-- begin Excerpt provided --

Chris Hedges: One of the things about that Darbyshire interview is – Because the head of police is loyal to Mosaddegh and is brutally tortured and assassinated – They asked Darbyshire whether the British were involved. His first answer is yes. But I want to go on to who Mosaddegh was and I want to talk about the role of British Petroleum. Because like so many colonial corporations, they would extract resources, as they did out of Iran, and Iran had no idea how much oil, or what the revenue was. They were never told. It was complete theft. It was, of course, incredibly important to the British Empire. In fact, the Iranian oil fields saw the conversion of, under Winston Churchill, First Lord of the Admiralty in the early part of the century, convert them from coal to oil.
So let’s talk about, first, the presence of the British, what they were doing, and then who Mosaddegh was. Because he was a remarkable, incorruptible, brilliant figure. Bringing him down did so much destruction to not only destroying Iran’s democracy but of course, affecting in a very negative way hundreds if not millions of lives.

-- end Excerpt provided --
-- begin Collected material --

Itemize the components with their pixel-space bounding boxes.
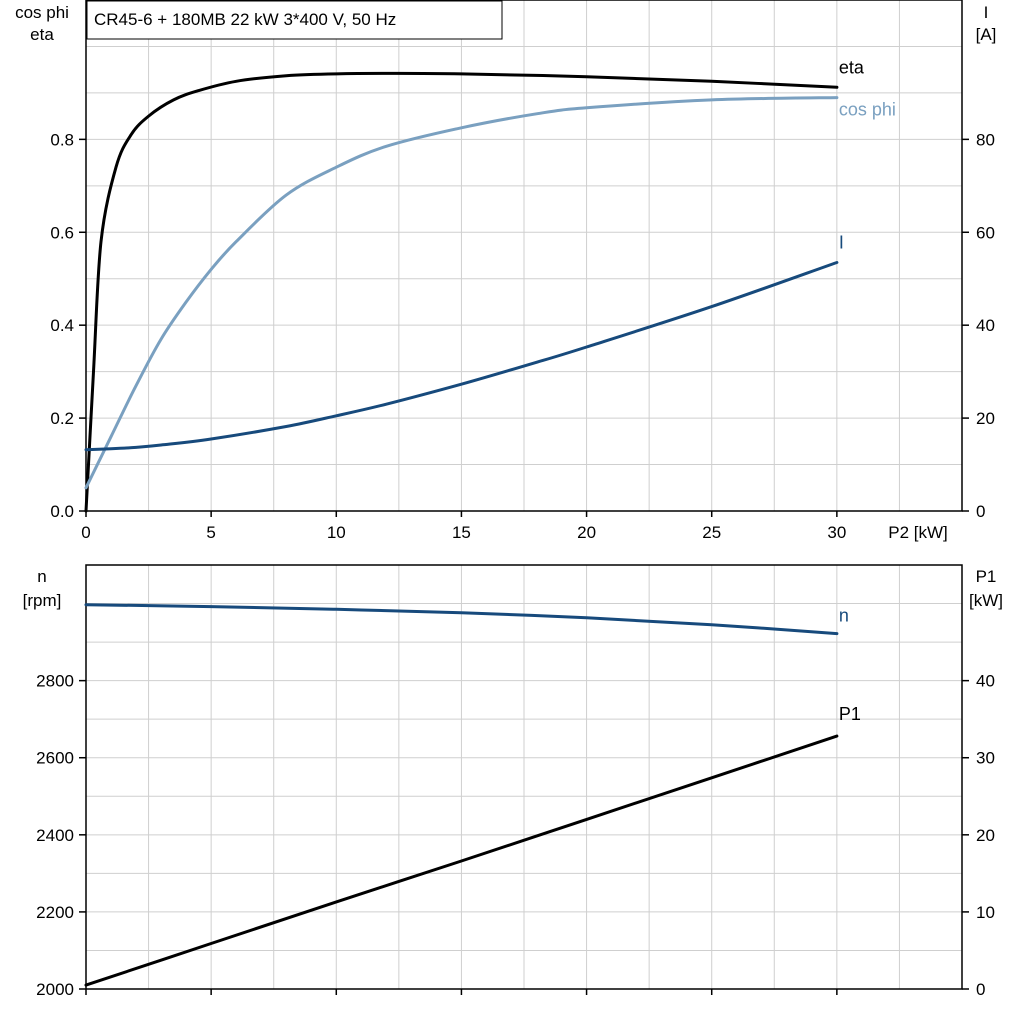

-- end Collected material --

What you should do: Reproduce the part of the Mosaddegh interview excerpt starting with "So let’s talk" and going on through "millions of lives.".

The response:
So let’s talk about, first, the presence of the British, what they were doing, and then who Mosaddegh was. Because he was a remarkable, incorruptible, brilliant figure. Bringing him down did so much destruction to not only destroying Iran’s democracy but of course, affecting in a very negative way hundreds if not millions of lives.